Source records
================================
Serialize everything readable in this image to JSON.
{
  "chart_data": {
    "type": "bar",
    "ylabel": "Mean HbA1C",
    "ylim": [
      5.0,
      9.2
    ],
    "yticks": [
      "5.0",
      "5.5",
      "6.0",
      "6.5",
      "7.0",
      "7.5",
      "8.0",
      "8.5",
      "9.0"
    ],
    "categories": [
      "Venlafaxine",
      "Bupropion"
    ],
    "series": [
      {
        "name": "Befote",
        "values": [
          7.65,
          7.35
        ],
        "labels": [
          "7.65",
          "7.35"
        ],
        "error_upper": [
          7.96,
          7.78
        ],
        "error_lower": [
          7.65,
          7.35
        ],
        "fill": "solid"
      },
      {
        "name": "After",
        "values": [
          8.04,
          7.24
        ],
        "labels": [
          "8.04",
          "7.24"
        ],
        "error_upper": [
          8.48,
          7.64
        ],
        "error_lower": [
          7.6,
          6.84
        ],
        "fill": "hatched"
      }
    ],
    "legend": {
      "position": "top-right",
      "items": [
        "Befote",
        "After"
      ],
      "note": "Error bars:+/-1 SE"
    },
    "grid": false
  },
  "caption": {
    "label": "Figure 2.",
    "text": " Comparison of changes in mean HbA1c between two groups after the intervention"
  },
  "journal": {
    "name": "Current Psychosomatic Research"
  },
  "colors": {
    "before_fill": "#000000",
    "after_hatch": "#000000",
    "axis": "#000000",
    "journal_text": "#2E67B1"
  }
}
================================
**WHAT NEEDS TO BE DONE**: Please reproduce each line exactly as written.

**RIGHT ANSWER**:
Serialize everything readable in this image to JSON.
{
  "chart_data": {
    "type": "bar",
    "ylabel": "Mean HbA1C",
    "ylim": [
      5.0,
      9.2
    ],
    "yticks": [
      "5.0",
      "5.5",
      "6.0",
      "6.5",
      "7.0",
      "7.5",
      "8.0",
      "8.5",
      "9.0"
    ],
    "categories": [
      "Venlafaxine",
      "Bupropion"
    ],
    "series": [
      {
        "name": "Befote",
        "values": [
          7.65,
          7.35
        ],
        "labels": [
          "7.65",
          "7.35"
        ],
        "error_upper": [
          7.96,
          7.78
        ],
        "error_lower": [
          7.65,
          7.35
        ],
        "fill": "solid"
      },
      {
        "name": "After",
        "values": [
          8.04,
          7.24
        ],
        "labels": [
          "8.04",
          "7.24"
        ],
        "error_upper": [
          8.48,
          7.64
        ],
        "error_lower": [
          7.6,
          6.84
        ],
        "fill": "hatched"
      }
    ],
    "legend": {
      "position": "top-right",
      "items": [
        "Befote",
        "After"
      ],
      "note": "Error bars:+/-1 SE"
    },
    "grid": false
  },
  "caption": {
    "label": "Figure 2.",
    "text": " Comparison of changes in mean HbA1c between two groups after the intervention"
  },
  "journal": {
    "name": "Current Psychosomatic Research"
  },
  "colors": {
    "before_fill": "#000000",
    "after_hatch": "#000000",
    "axis": "#000000",
    "journal_text": "#2E67B1"
  }
}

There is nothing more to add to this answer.